## Requirement
Please copy the listing below word for word, keeping every line and its order unchanged.

-- START Dataset extract --

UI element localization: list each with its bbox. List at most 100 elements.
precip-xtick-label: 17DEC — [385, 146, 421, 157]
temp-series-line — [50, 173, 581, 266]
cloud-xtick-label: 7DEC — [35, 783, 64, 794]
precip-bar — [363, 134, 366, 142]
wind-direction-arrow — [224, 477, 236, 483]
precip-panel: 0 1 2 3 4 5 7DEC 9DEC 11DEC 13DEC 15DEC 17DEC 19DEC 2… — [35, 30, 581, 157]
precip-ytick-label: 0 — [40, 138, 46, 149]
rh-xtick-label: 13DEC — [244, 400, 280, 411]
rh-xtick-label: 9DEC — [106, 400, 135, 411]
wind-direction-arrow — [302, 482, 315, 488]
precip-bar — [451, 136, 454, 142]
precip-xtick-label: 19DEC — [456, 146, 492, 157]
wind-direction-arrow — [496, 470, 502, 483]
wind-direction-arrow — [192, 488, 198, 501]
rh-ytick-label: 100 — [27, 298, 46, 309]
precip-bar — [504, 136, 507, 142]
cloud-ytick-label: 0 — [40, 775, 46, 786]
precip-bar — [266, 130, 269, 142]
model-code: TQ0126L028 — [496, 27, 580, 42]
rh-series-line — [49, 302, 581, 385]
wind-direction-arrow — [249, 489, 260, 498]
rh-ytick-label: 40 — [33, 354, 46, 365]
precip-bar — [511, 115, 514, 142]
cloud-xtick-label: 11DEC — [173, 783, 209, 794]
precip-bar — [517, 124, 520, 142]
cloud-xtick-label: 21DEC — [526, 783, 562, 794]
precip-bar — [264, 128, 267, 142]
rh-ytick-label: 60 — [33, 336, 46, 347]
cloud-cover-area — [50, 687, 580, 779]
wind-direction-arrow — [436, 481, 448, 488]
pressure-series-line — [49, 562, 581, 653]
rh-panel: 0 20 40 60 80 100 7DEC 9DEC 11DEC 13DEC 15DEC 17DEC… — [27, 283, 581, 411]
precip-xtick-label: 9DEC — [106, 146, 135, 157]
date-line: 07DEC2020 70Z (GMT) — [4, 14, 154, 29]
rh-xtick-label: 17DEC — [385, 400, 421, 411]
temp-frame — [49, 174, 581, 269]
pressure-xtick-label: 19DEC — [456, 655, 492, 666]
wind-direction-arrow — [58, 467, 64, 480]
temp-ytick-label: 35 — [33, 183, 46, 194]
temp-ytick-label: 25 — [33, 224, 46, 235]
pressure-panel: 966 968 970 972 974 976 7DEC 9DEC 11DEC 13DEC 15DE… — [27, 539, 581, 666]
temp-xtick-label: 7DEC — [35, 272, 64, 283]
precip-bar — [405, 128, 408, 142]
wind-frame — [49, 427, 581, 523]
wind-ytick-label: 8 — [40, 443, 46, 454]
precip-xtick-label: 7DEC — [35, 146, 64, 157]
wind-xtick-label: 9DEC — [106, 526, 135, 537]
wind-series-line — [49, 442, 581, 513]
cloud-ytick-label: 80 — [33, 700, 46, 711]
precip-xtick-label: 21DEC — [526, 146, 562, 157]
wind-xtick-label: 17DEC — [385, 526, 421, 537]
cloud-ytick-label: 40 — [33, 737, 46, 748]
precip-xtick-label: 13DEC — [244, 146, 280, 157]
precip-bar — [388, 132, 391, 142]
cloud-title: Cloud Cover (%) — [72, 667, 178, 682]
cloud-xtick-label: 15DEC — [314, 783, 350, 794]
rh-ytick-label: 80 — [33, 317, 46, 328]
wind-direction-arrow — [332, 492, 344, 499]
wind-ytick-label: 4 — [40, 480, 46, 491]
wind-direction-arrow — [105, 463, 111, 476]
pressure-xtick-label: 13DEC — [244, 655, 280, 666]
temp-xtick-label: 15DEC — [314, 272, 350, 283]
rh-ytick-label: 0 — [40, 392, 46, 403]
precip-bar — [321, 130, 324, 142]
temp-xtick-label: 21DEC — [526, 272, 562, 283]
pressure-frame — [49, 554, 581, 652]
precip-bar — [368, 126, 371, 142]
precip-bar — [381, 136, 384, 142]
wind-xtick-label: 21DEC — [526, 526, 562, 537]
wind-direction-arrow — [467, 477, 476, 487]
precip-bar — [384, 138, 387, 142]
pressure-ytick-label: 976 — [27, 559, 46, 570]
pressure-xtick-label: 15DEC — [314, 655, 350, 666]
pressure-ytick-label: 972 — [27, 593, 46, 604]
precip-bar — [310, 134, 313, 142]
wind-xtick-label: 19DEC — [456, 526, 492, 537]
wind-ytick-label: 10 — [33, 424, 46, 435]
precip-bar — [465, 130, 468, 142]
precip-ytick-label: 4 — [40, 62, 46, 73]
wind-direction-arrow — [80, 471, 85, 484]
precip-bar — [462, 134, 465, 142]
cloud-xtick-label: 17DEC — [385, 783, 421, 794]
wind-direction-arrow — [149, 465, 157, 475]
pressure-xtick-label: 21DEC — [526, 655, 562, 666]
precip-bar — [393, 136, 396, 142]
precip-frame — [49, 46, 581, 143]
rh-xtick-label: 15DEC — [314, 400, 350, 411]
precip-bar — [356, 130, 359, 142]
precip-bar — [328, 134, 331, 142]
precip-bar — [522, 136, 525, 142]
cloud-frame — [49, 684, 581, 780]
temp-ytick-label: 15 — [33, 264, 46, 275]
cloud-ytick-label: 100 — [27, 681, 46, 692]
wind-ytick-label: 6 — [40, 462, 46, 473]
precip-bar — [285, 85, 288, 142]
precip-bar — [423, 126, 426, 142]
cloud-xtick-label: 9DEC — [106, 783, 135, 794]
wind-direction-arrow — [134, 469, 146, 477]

-- END Dataset extract --

## Written response
UI element localization: list each with its bbox. List at most 100 elements.
precip-xtick-label: 17DEC — [385, 146, 421, 157]
temp-series-line — [50, 173, 581, 266]
cloud-xtick-label: 7DEC — [35, 783, 64, 794]
precip-bar — [363, 134, 366, 142]
wind-direction-arrow — [224, 477, 236, 483]
precip-panel: 0 1 2 3 4 5 7DEC 9DEC 11DEC 13DEC 15DEC 17DEC 19DEC 2… — [35, 30, 581, 157]
precip-ytick-label: 0 — [40, 138, 46, 149]
rh-xtick-label: 13DEC — [244, 400, 280, 411]
rh-xtick-label: 9DEC — [106, 400, 135, 411]
wind-direction-arrow — [302, 482, 315, 488]
precip-bar — [451, 136, 454, 142]
precip-xtick-label: 19DEC — [456, 146, 492, 157]
wind-direction-arrow — [496, 470, 502, 483]
wind-direction-arrow — [192, 488, 198, 501]
rh-ytick-label: 100 — [27, 298, 46, 309]
precip-bar — [504, 136, 507, 142]
cloud-ytick-label: 0 — [40, 775, 46, 786]
precip-bar — [266, 130, 269, 142]
model-code: TQ0126L028 — [496, 27, 580, 42]
rh-series-line — [49, 302, 581, 385]
wind-direction-arrow — [249, 489, 260, 498]
rh-ytick-label: 40 — [33, 354, 46, 365]
precip-bar — [511, 115, 514, 142]
cloud-xtick-label: 11DEC — [173, 783, 209, 794]
precip-bar — [517, 124, 520, 142]
cloud-xtick-label: 21DEC — [526, 783, 562, 794]
precip-bar — [264, 128, 267, 142]
rh-ytick-label: 60 — [33, 336, 46, 347]
cloud-cover-area — [50, 687, 580, 779]
wind-direction-arrow — [436, 481, 448, 488]
pressure-series-line — [49, 562, 581, 653]
rh-panel: 0 20 40 60 80 100 7DEC 9DEC 11DEC 13DEC 15DEC 17DEC… — [27, 283, 581, 411]
precip-xtick-label: 9DEC — [106, 146, 135, 157]
date-line: 07DEC2020 70Z (GMT) — [4, 14, 154, 29]
rh-xtick-label: 17DEC — [385, 400, 421, 411]
temp-frame — [49, 174, 581, 269]
pressure-xtick-label: 19DEC — [456, 655, 492, 666]
wind-direction-arrow — [58, 467, 64, 480]
temp-ytick-label: 35 — [33, 183, 46, 194]
temp-ytick-label: 25 — [33, 224, 46, 235]
pressure-panel: 966 968 970 972 974 976 7DEC 9DEC 11DEC 13DEC 15DE… — [27, 539, 581, 666]
temp-xtick-label: 7DEC — [35, 272, 64, 283]
precip-bar — [405, 128, 408, 142]
wind-frame — [49, 427, 581, 523]
wind-ytick-label: 8 — [40, 443, 46, 454]
precip-xtick-label: 7DEC — [35, 146, 64, 157]
wind-xtick-label: 9DEC — [106, 526, 135, 537]
wind-series-line — [49, 442, 581, 513]
cloud-ytick-label: 80 — [33, 700, 46, 711]
precip-xtick-label: 21DEC — [526, 146, 562, 157]
wind-xtick-label: 17DEC — [385, 526, 421, 537]
cloud-ytick-label: 40 — [33, 737, 46, 748]
precip-xtick-label: 13DEC — [244, 146, 280, 157]
precip-bar — [388, 132, 391, 142]
cloud-title: Cloud Cover (%) — [72, 667, 178, 682]
cloud-xtick-label: 15DEC — [314, 783, 350, 794]
rh-ytick-label: 80 — [33, 317, 46, 328]
wind-direction-arrow — [332, 492, 344, 499]
wind-ytick-label: 4 — [40, 480, 46, 491]
wind-direction-arrow — [105, 463, 111, 476]
pressure-xtick-label: 13DEC — [244, 655, 280, 666]
temp-xtick-label: 15DEC — [314, 272, 350, 283]
rh-ytick-label: 0 — [40, 392, 46, 403]
precip-bar — [321, 130, 324, 142]
temp-xtick-label: 21DEC — [526, 272, 562, 283]
pressure-frame — [49, 554, 581, 652]
precip-bar — [368, 126, 371, 142]
precip-bar — [381, 136, 384, 142]
wind-xtick-label: 21DEC — [526, 526, 562, 537]
wind-direction-arrow — [467, 477, 476, 487]
precip-bar — [384, 138, 387, 142]
pressure-ytick-label: 976 — [27, 559, 46, 570]
pressure-xtick-label: 15DEC — [314, 655, 350, 666]
pressure-ytick-label: 972 — [27, 593, 46, 604]
precip-bar — [310, 134, 313, 142]
wind-xtick-label: 19DEC — [456, 526, 492, 537]
wind-ytick-label: 10 — [33, 424, 46, 435]
precip-bar — [465, 130, 468, 142]
precip-ytick-label: 4 — [40, 62, 46, 73]
wind-direction-arrow — [80, 471, 85, 484]
precip-bar — [462, 134, 465, 142]
cloud-xtick-label: 17DEC — [385, 783, 421, 794]
wind-direction-arrow — [149, 465, 157, 475]
pressure-xtick-label: 21DEC — [526, 655, 562, 666]
precip-bar — [393, 136, 396, 142]
precip-frame — [49, 46, 581, 143]
rh-xtick-label: 15DEC — [314, 400, 350, 411]
precip-bar — [356, 130, 359, 142]
precip-bar — [328, 134, 331, 142]
precip-bar — [522, 136, 525, 142]
cloud-frame — [49, 684, 581, 780]
temp-ytick-label: 15 — [33, 264, 46, 275]
cloud-ytick-label: 100 — [27, 681, 46, 692]
wind-ytick-label: 6 — [40, 462, 46, 473]
precip-bar — [285, 85, 288, 142]
precip-bar — [423, 126, 426, 142]
cloud-xtick-label: 9DEC — [106, 783, 135, 794]
wind-direction-arrow — [134, 469, 146, 477]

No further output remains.